By Ezgi Erkoyun and Ali Kucukgocmen
ISTANBUL (Reuters) – Turkey’s main opposition claimed a decisive victory on Sunday in Istanbul’s re-run election, dealing one of the biggest blows to President Tayyip Erdogan during his 16 years in power and promising a new beginning in the country’s largest city.
Ekrem Imamoglu, mayoral candidate of the secularist Republican People’s Party (CHP), was leading with 54% of votes versus 45% for Erdogan’s AK Party (AKP) candidate, with more than 99% of ballots opened, Turkish broadcasters said.
The election was Istanbul’s second in three months after results of an initial March vote were scrapped, setting up the do-over as a test of Turks’ ability to check what many saw as their president’s increasingly authoritarian power.
“Today, 16 million Istanbul residents have renewed our faith in democracy and refreshed our trust in justice,” Imamoglu told supporters.

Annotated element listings
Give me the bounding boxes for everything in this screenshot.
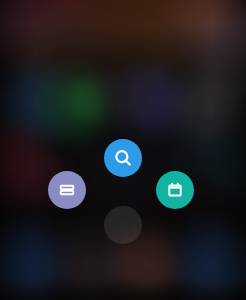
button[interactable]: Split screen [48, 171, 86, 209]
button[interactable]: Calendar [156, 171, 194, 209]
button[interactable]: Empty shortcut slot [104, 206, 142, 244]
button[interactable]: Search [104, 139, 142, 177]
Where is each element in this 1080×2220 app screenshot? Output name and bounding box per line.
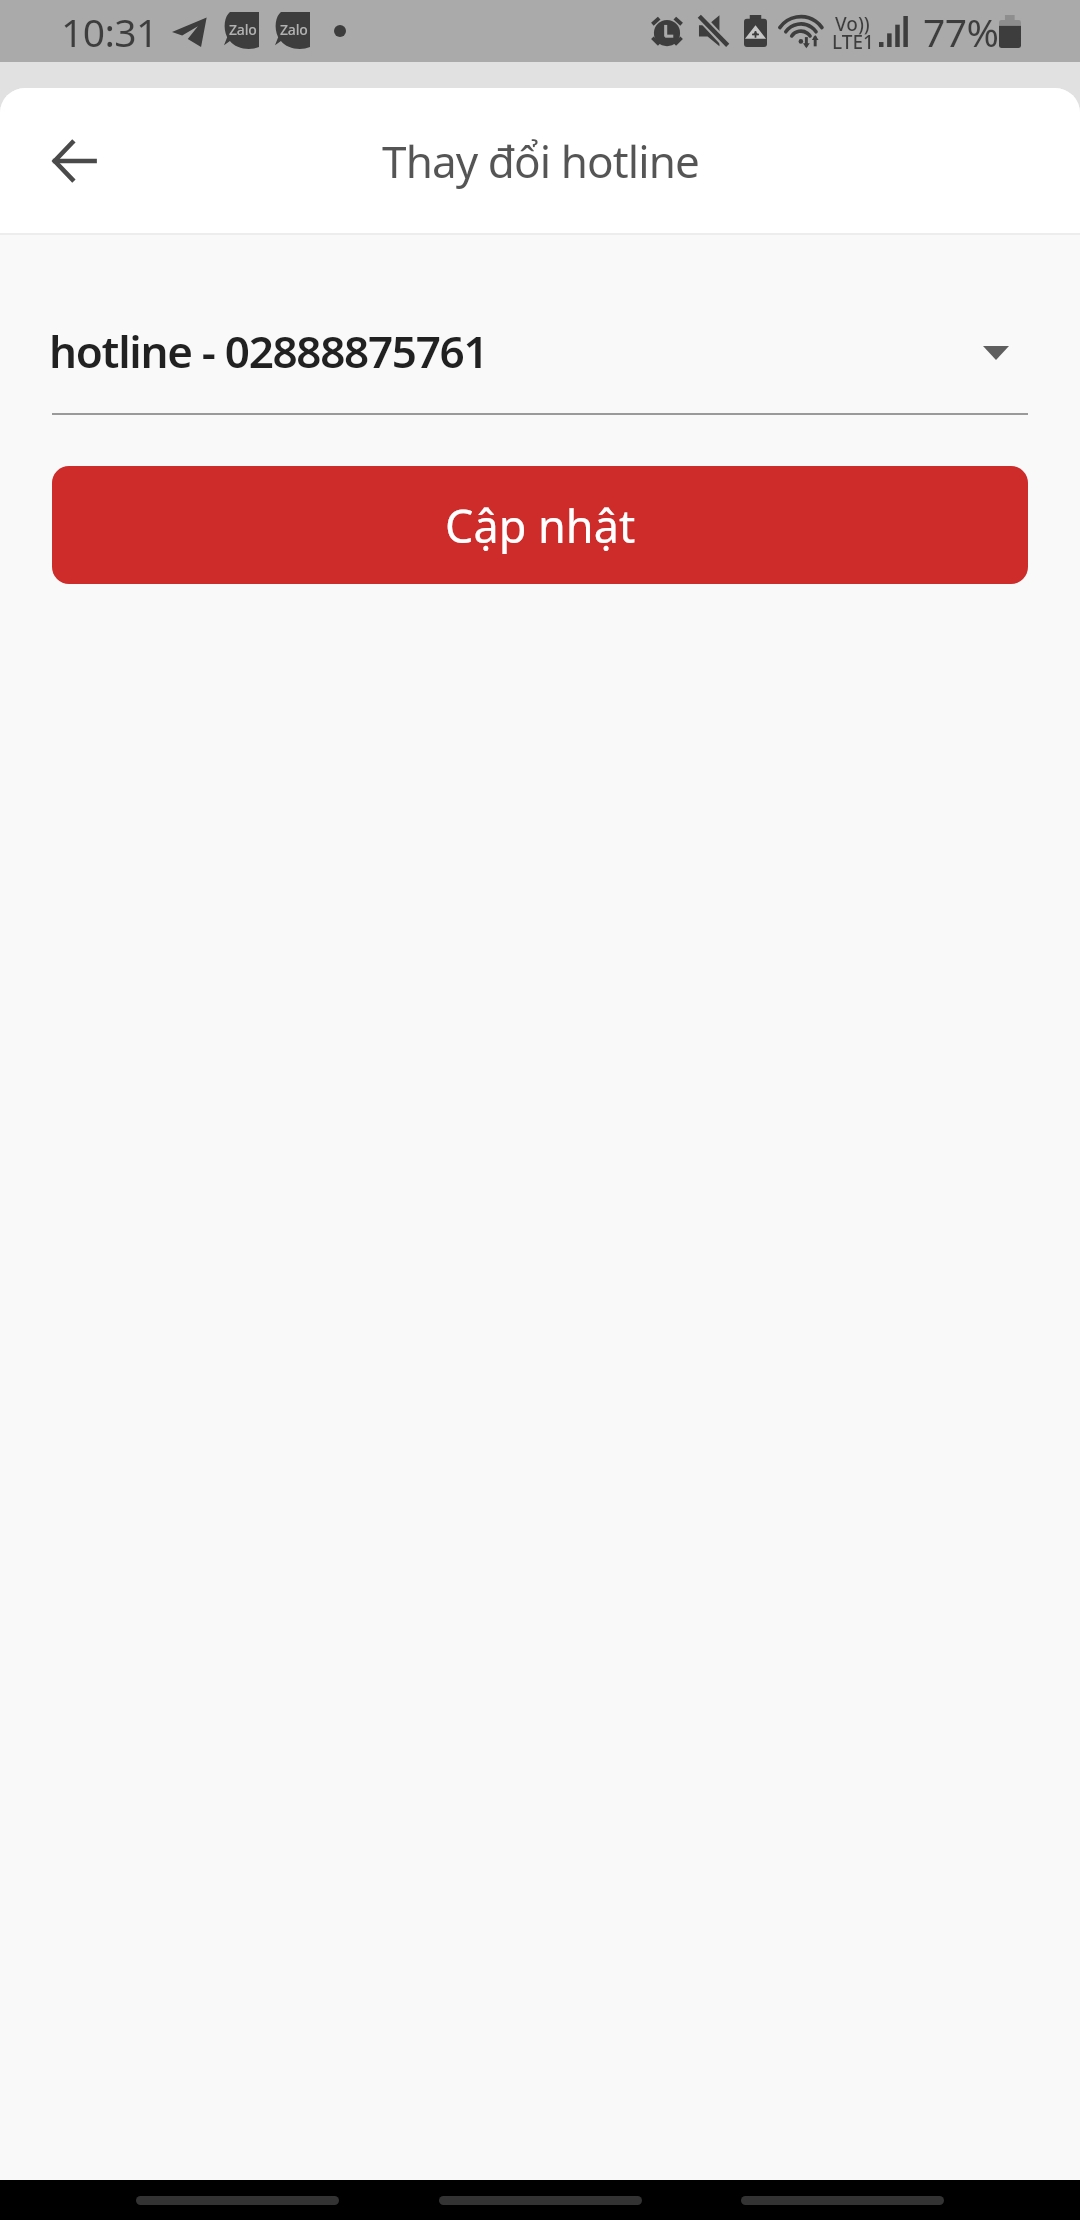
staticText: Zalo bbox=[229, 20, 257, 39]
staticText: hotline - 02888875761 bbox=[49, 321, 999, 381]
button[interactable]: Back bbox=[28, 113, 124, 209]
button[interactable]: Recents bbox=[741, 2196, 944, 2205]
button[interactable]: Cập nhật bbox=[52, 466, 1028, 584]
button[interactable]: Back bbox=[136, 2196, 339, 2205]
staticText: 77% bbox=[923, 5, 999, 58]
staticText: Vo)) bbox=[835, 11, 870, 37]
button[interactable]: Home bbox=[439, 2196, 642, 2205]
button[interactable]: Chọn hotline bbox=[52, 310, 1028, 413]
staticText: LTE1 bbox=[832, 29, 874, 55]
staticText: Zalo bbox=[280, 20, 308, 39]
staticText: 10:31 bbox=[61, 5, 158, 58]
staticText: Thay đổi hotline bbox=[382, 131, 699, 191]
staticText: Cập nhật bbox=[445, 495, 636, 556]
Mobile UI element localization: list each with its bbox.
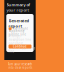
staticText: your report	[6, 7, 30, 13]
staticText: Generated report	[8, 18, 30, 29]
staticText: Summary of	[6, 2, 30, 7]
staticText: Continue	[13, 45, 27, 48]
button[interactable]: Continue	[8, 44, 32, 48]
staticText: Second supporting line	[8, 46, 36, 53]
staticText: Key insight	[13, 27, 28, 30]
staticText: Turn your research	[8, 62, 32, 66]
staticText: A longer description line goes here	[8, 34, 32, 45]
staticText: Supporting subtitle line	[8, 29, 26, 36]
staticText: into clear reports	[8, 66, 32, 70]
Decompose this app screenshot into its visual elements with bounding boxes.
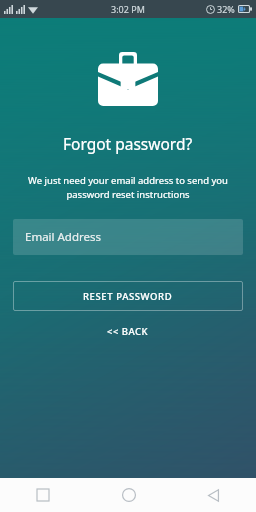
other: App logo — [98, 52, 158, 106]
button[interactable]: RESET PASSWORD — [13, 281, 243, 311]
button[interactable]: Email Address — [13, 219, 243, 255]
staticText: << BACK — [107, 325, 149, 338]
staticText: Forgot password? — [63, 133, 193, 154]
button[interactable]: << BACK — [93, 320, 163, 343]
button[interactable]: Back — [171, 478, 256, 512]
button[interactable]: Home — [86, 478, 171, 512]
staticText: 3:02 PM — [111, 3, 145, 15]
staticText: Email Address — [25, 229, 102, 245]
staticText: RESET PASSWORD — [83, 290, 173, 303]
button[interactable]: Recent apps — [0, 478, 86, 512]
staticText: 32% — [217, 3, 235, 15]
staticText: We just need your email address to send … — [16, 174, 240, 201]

→ **THE PROBLEM**: From the news report on the Istanbul election, quote the part that opens with the words containing "Ekrem Imamoglu, mayoral" and closes with "Turkish broadcasters said.". The listing has nothing to do with the news report on the Istanbul election.

→ **WRITTEN ANSWER**:
Ekrem Imamoglu, mayoral candidate of the secularist Republican People’s Party (CHP), was leading with 54% of votes versus 45% for Erdogan’s AK Party (AKP) candidate, with more than 99% of ballots opened, Turkish broadcasters said.